<<<<

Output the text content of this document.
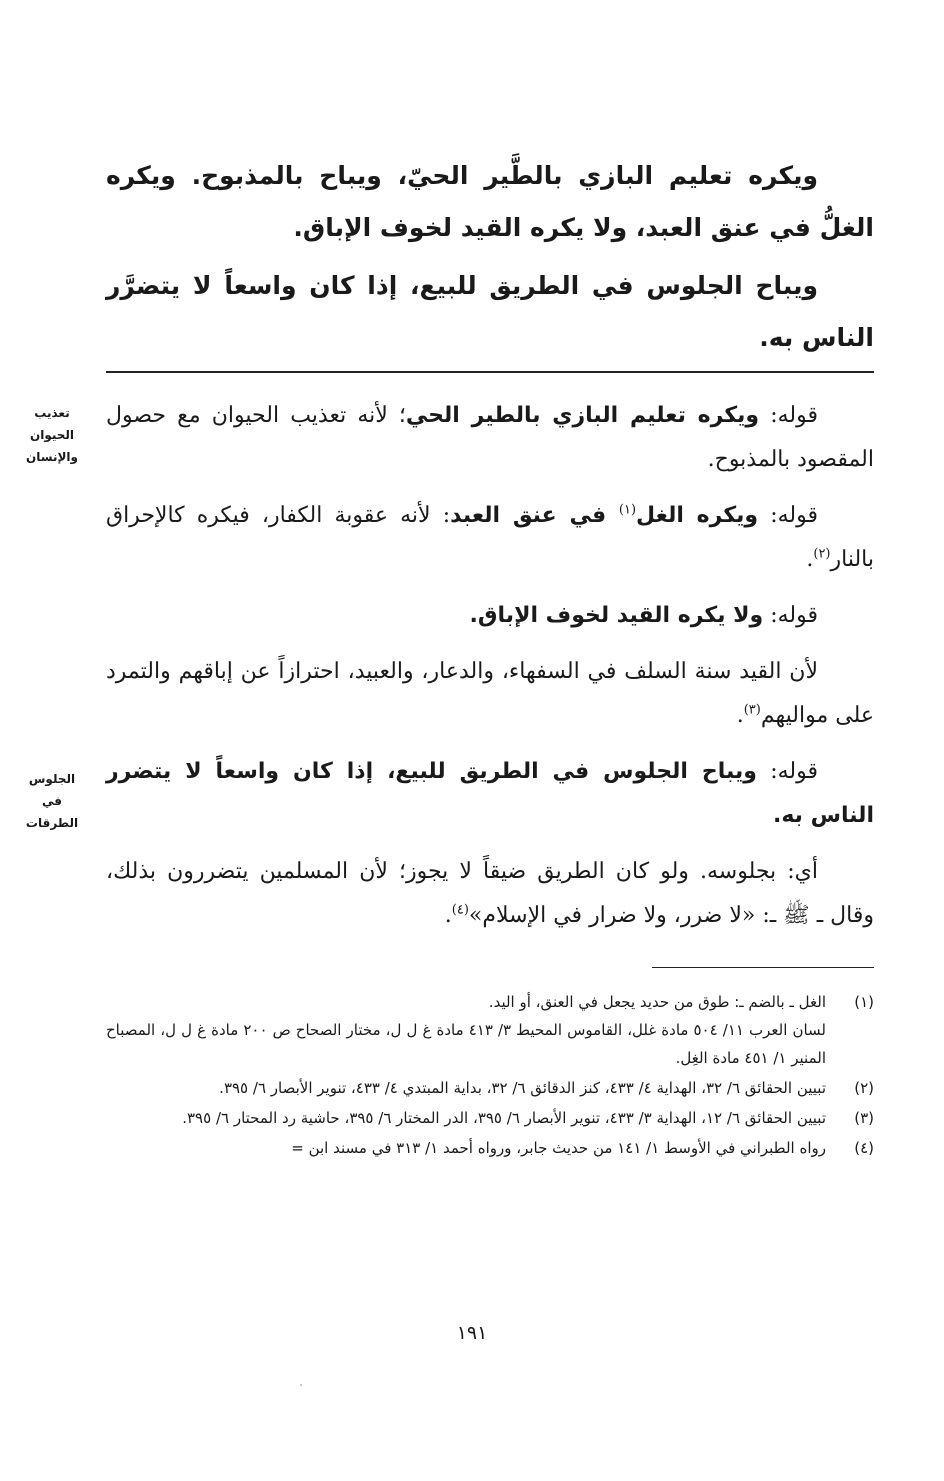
ويكره تعليم البازي بالطَّير الحيّ، ويباح بالمذبوح. ويكره الغلُّ في عنق العبد، ولا يكره القيد لخوف الإباق.

ويباح الجلوس في الطريق للبيع، إذا كان واسعاً لا يتضرَّر الناس به.

تعذيب
الحيوان
والإنسان
الجلوس
في
الطرقات

قوله: ويكره تعليم البازي بالطير الحي؛ لأنه تعذيب الحيوان مع حصول المقصود بالمذبوح.

قوله: ويكره الغل$^{(١)}$ في عنق العبد: لأنه عقوبة الكفار، فيكره كالإحراق بالنار$^{(٢)}$.

قوله: ولا يكره القيد لخوف الإباق.

لأن القيد سنة السلف في السفهاء، والدعار، والعبيد، احترازاً عن إباقهم والتمرد على مواليهم$^{(٣)}$.

قوله: ويباح الجلوس في الطريق للبيع، إذا كان واسعاً لا يتضرر الناس به.

أي: بجلوسه. ولو كان الطريق ضيقاً لا يجوز؛ لأن المسلمين يتضررون بذلك، وقال ـ ﷺ ـ: «لا ضرر، ولا ضرار في الإسلام»$^{(٤)}$.

(١)
الغل ـ بالضم ـ: طوق من حديد يجعل في العنق، أو اليد.
لسان العرب ١١/ ٥٠٤ مادة غلل، القاموس المحيط ٣/ ٤١٣ مادة غ ل ل، مختار الصحاح ص ٢٠٠ مادة غ ل ل، المصباح المنير ١/ ٤٥١ مادة الغِل.
(٢)
تبيين الحقائق ٦/ ٣٢، الهداية ٤/ ٤٣٣، كنز الدقائق ٦/ ٣٢، بداية المبتدي ٤/ ٤٣٣، تنوير الأبصار ٦/ ٣٩٥.
(٣)
تبيين الحقائق ٦/ ١٢، الهداية ٣/ ٤٣٣، تنوير الأبصار ٦/ ٣٩٥، الدر المختار ٦/ ٣٩٥، حاشية رد المحتار ٦/ ٣٩٥.
(٤)
رواه الطبراني في الأوسط ١/ ١٤١ من حديث جابر، ورواه أحمد ١/ ٣١٣ في مسند ابن =
١٩١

>>>>

* Problem details *
Go through the data above and find the lines with the word "تعذيب". Copy each of those lines.

* Output below *
تعذيب
قوله: ويكره تعليم البازي بالطير الحي؛ لأنه تعذيب الحيوان مع حصول المقصود بالمذبوح.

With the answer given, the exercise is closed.